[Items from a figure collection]
####################

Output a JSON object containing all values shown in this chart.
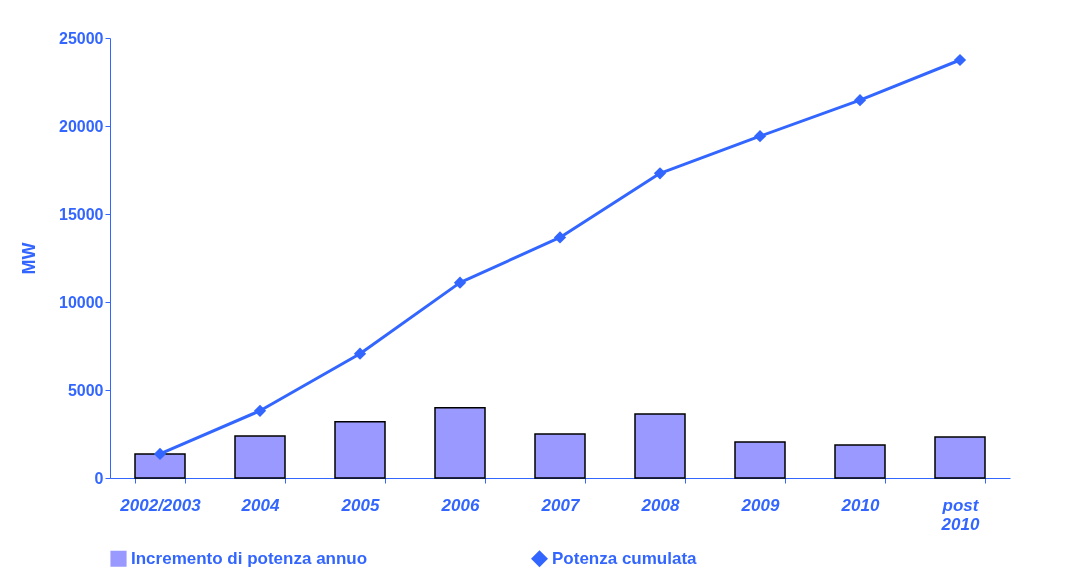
{
  "chart_data": {
    "type": "bar",
    "ylabel": "MW",
    "categories": [
      "2002/2003",
      "2004",
      "2005",
      "2006",
      "2007",
      "2008",
      "2009",
      "2010",
      "post 2010"
    ],
    "series": [
      {
        "name": "Incremento di potenza annuo",
        "color": "#9999ff",
        "values": [
          1370,
          2390,
          3190,
          3990,
          2500,
          3640,
          2050,
          1880,
          2330
        ]
      },
      {
        "name": "Potenza cumulata",
        "type": "line",
        "color": "#3366ff",
        "marker": "diamond",
        "values": [
          1370,
          3820,
          7060,
          11100,
          13670,
          17310,
          19420,
          21470,
          23750
        ]
      }
    ],
    "ylim": [
      0,
      25000
    ],
    "yticks": [
      0,
      5000,
      10000,
      15000,
      20000,
      25000
    ],
    "grid": false,
    "legend": "bottom"
  }
}
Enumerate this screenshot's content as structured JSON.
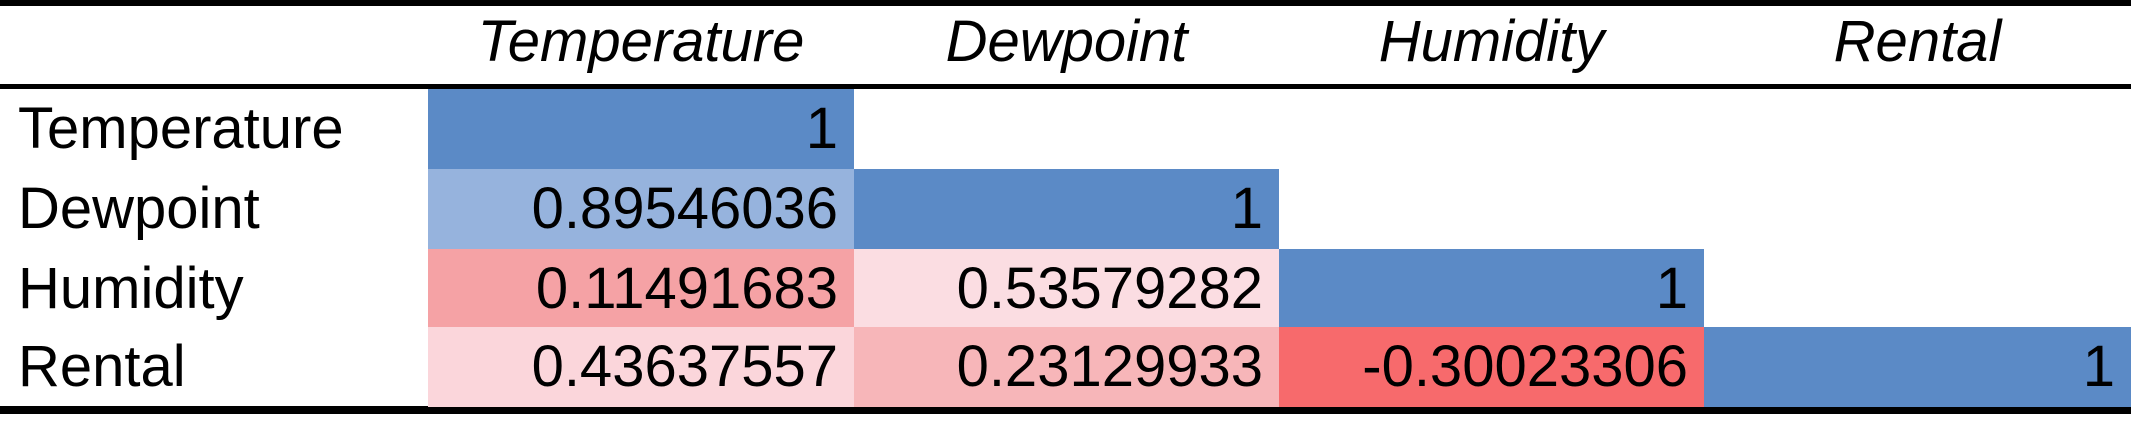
{
  "chart_data": {
    "type": "heatmap",
    "title": "",
    "columns": [
      "Temperature",
      "Dewpoint",
      "Humidity",
      "Rental"
    ],
    "rows": [
      "Temperature",
      "Dewpoint",
      "Humidity",
      "Rental"
    ],
    "cells": [
      [
        {
          "text": "1",
          "value": 1
        },
        null,
        null,
        null
      ],
      [
        {
          "text": "0.89546036",
          "value": 0.89546036
        },
        {
          "text": "1",
          "value": 1
        },
        null,
        null
      ],
      [
        {
          "text": "0.11491683",
          "value": 0.11491683
        },
        {
          "text": "0.53579282",
          "value": 0.53579282
        },
        {
          "text": "1",
          "value": 1
        },
        null
      ],
      [
        {
          "text": "0.43637557",
          "value": 0.43637557
        },
        {
          "text": "0.23129933",
          "value": 0.23129933
        },
        {
          "text": "-0.30023306",
          "value": -0.30023306
        },
        {
          "text": "1",
          "value": 1
        }
      ]
    ],
    "colors": {
      "high": "#5b8ac6",
      "low": "#f8696b",
      "mid": "#fcfcff"
    },
    "cell_fills": [
      [
        "#5b8ac6",
        null,
        null,
        null
      ],
      [
        "#96b3dd",
        "#5b8ac6",
        null,
        null
      ],
      [
        "#f5a2a5",
        "#fbdde2",
        "#5b8ac6",
        null
      ],
      [
        "#fbd6db",
        "#f7b6b9",
        "#f76a6c",
        "#5b8ac6"
      ]
    ],
    "grid": false,
    "legend": "none"
  }
}
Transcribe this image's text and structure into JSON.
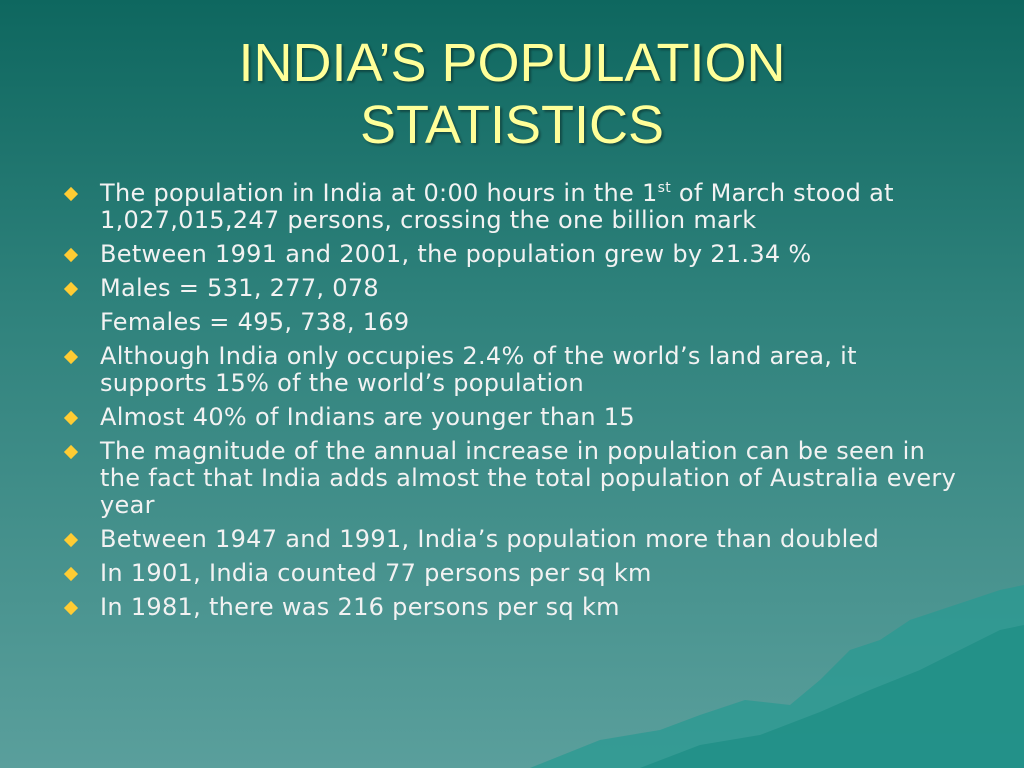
{
  "header": {
    "title_lines": [
      "INDIA’S POPULATION",
      "STATISTICS"
    ]
  },
  "bullets": [
    {
      "text": "The population in India at 0:00 hours in the 1",
      "sup": "st",
      "text_after": " of March stood at 1,027,015,247 persons, crossing the one billion mark"
    },
    {
      "text": "Between 1991 and 2001, the population grew by 21.34 %"
    },
    {
      "text": "Males = 531, 277, 078",
      "next_line": "Females = 495, 738, 169"
    },
    {
      "text": "Although India only occupies 2.4% of the world’s land area, it supports 15% of the world’s population"
    },
    {
      "text": "Almost 40% of Indians are younger than 15"
    },
    {
      "text": "The magnitude of the annual increase in population can be seen in the fact that India adds almost the total population of Australia every year"
    },
    {
      "text": "Between 1947 and 1991, India’s population more than doubled"
    },
    {
      "text": "In 1901, India counted 77 persons per sq km"
    },
    {
      "text": "In 1981, there was 216 persons per sq km"
    }
  ]
}
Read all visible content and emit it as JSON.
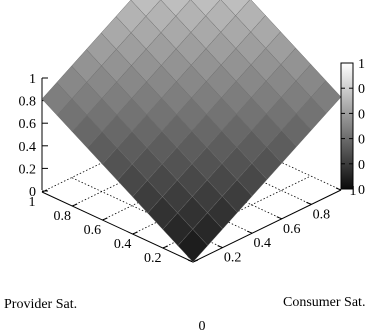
{
  "chart_data": {
    "type": "surface3d",
    "x": [
      0,
      0.1,
      0.2,
      0.3,
      0.4,
      0.5,
      0.6,
      0.7,
      0.8,
      0.9,
      1
    ],
    "y": [
      0,
      0.1,
      0.2,
      0.3,
      0.4,
      0.5,
      0.6,
      0.7,
      0.8,
      0.9,
      1
    ],
    "z_formula": "(x + y) / 2",
    "xlabel": "Provider Sat.",
    "ylabel": "Consumer Sat.",
    "xlim": [
      0,
      1
    ],
    "ylim": [
      0,
      1
    ],
    "zlim": [
      0,
      1
    ],
    "x_ticks": [
      "0",
      "0.2",
      "0.4",
      "0.6",
      "0.8",
      "1"
    ],
    "y_ticks": [
      "0",
      "0.2",
      "0.4",
      "0.6",
      "0.8",
      "1"
    ],
    "z_ticks": [
      "0",
      "0.2",
      "0.4",
      "0.6",
      "0.8",
      "1"
    ],
    "colorbar_ticks": [
      "0",
      "0",
      "0",
      "0",
      "0",
      "1"
    ],
    "colormap": "grayscale",
    "grid": true,
    "colorbar_position": "right"
  }
}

####################

-- Written problem --
Your task is to repeat the material above exactly, without its pictures.

-- Solution to the problem --
Output a JSON object containing all values shown in this chart.
{
  "chart_data": {
    "type": "bar",
    "ylabel": "MW",
    "categories": [
      "2002/2003",
      "2004",
      "2005",
      "2006",
      "2007",
      "2008",
      "2009",
      "2010",
      "post 2010"
    ],
    "series": [
      {
        "name": "Incremento di potenza annuo",
        "color": "#9999ff",
        "values": [
          1370,
          2390,
          3190,
          3990,
          2500,
          3640,
          2050,
          1880,
          2330
        ]
      },
      {
        "name": "Potenza cumulata",
        "type": "line",
        "color": "#3366ff",
        "marker": "diamond",
        "values": [
          1370,
          3820,
          7060,
          11100,
          13670,
          17310,
          19420,
          21470,
          23750
        ]
      }
    ],
    "ylim": [
      0,
      25000
    ],
    "yticks": [
      0,
      5000,
      10000,
      15000,
      20000,
      25000
    ],
    "grid": false,
    "legend": "bottom"
  }
}
Enumerate this screenshot's content as structured JSON.
{
  "chart_data": {
    "type": "heatmap",
    "title": "",
    "columns": [
      "Temperature",
      "Dewpoint",
      "Humidity",
      "Rental"
    ],
    "rows": [
      "Temperature",
      "Dewpoint",
      "Humidity",
      "Rental"
    ],
    "cells": [
      [
        {
          "text": "1",
          "value": 1
        },
        null,
        null,
        null
      ],
      [
        {
          "text": "0.89546036",
          "value": 0.89546036
        },
        {
          "text": "1",
          "value": 1
        },
        null,
        null
      ],
      [
        {
          "text": "0.11491683",
          "value": 0.11491683
        },
        {
          "text": "0.53579282",
          "value": 0.53579282
        },
        {
          "text": "1",
          "value": 1
        },
        null
      ],
      [
        {
          "text": "0.43637557",
          "value": 0.43637557
        },
        {
          "text": "0.23129933",
          "value": 0.23129933
        },
        {
          "text": "-0.30023306",
          "value": -0.30023306
        },
        {
          "text": "1",
          "value": 1
        }
      ]
    ],
    "colors": {
      "high": "#5b8ac6",
      "low": "#f8696b",
      "mid": "#fcfcff"
    },
    "cell_fills": [
      [
        "#5b8ac6",
        null,
        null,
        null
      ],
      [
        "#96b3dd",
        "#5b8ac6",
        null,
        null
      ],
      [
        "#f5a2a5",
        "#fbdde2",
        "#5b8ac6",
        null
      ],
      [
        "#fbd6db",
        "#f7b6b9",
        "#f76a6c",
        "#5b8ac6"
      ]
    ],
    "grid": false,
    "legend": "none"
  }
}
Transcribe this image's text and structure into JSON.
{
  "header": {
    "title_lines": [
      "INDIA’S POPULATION",
      "STATISTICS"
    ]
  },
  "bullets": [
    {
      "text": "The population in India at 0:00 hours in the 1",
      "sup": "st",
      "text_after": " of March stood at 1,027,015,247 persons, crossing the one billion mark"
    },
    {
      "text": "Between 1991 and 2001, the population grew by 21.34 %"
    },
    {
      "text": "Males = 531, 277, 078",
      "next_line": "Females = 495, 738, 169"
    },
    {
      "text": "Although India only occupies 2.4% of the world’s land area, it supports 15% of the world’s population"
    },
    {
      "text": "Almost 40% of Indians are younger than 15"
    },
    {
      "text": "The magnitude of the annual increase in population can be seen in the fact that India adds almost the total population of Australia every year"
    },
    {
      "text": "Between 1947 and 1991, India’s population more than doubled"
    },
    {
      "text": "In 1901, India counted 77 persons per sq km"
    },
    {
      "text": "In 1981, there was 216 persons per sq km"
    }
  ]
}
Read all visible content and emit it as JSON.
{
  "chart_data": {
    "type": "surface3d",
    "x": [
      0,
      0.1,
      0.2,
      0.3,
      0.4,
      0.5,
      0.6,
      0.7,
      0.8,
      0.9,
      1
    ],
    "y": [
      0,
      0.1,
      0.2,
      0.3,
      0.4,
      0.5,
      0.6,
      0.7,
      0.8,
      0.9,
      1
    ],
    "z_formula": "(x + y) / 2",
    "xlabel": "Provider Sat.",
    "ylabel": "Consumer Sat.",
    "xlim": [
      0,
      1
    ],
    "ylim": [
      0,
      1
    ],
    "zlim": [
      0,
      1
    ],
    "x_ticks": [
      "0",
      "0.2",
      "0.4",
      "0.6",
      "0.8",
      "1"
    ],
    "y_ticks": [
      "0",
      "0.2",
      "0.4",
      "0.6",
      "0.8",
      "1"
    ],
    "z_ticks": [
      "0",
      "0.2",
      "0.4",
      "0.6",
      "0.8",
      "1"
    ],
    "colorbar_ticks": [
      "0",
      "0",
      "0",
      "0",
      "0",
      "1"
    ],
    "colormap": "grayscale",
    "grid": true,
    "colorbar_position": "right"
  }
}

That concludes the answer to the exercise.